## start EXERCISE INPUTS
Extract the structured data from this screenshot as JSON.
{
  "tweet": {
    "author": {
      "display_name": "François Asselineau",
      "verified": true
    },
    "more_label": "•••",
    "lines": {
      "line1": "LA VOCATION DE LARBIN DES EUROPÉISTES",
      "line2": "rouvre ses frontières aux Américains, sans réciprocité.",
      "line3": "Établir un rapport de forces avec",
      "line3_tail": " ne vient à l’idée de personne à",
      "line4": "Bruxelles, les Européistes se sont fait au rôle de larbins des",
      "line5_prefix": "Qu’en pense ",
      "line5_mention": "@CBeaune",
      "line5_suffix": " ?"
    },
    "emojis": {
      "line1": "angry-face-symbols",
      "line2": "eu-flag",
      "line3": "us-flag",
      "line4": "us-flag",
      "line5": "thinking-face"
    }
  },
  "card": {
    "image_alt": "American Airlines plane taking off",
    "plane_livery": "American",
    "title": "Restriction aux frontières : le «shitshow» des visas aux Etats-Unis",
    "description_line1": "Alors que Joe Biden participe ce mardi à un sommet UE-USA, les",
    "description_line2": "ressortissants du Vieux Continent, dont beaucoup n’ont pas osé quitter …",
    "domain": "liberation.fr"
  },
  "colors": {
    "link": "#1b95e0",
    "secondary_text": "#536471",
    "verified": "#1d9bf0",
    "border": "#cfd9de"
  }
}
## end EXERCISE INPUTS
→ YOUR OBJECTIVE
Make a verbatim copy of every entry shown above.

→ WRITTEN ANSWER
Extract the structured data from this screenshot as JSON.
{
  "tweet": {
    "author": {
      "display_name": "François Asselineau",
      "verified": true
    },
    "more_label": "•••",
    "lines": {
      "line1": "LA VOCATION DE LARBIN DES EUROPÉISTES",
      "line2": "rouvre ses frontières aux Américains, sans réciprocité.",
      "line3": "Établir un rapport de forces avec",
      "line3_tail": " ne vient à l’idée de personne à",
      "line4": "Bruxelles, les Européistes se sont fait au rôle de larbins des",
      "line5_prefix": "Qu’en pense ",
      "line5_mention": "@CBeaune",
      "line5_suffix": " ?"
    },
    "emojis": {
      "line1": "angry-face-symbols",
      "line2": "eu-flag",
      "line3": "us-flag",
      "line4": "us-flag",
      "line5": "thinking-face"
    }
  },
  "card": {
    "image_alt": "American Airlines plane taking off",
    "plane_livery": "American",
    "title": "Restriction aux frontières : le «shitshow» des visas aux Etats-Unis",
    "description_line1": "Alors que Joe Biden participe ce mardi à un sommet UE-USA, les",
    "description_line2": "ressortissants du Vieux Continent, dont beaucoup n’ont pas osé quitter …",
    "domain": "liberation.fr"
  },
  "colors": {
    "link": "#1b95e0",
    "secondary_text": "#536471",
    "verified": "#1d9bf0",
    "border": "#cfd9de"
  }
}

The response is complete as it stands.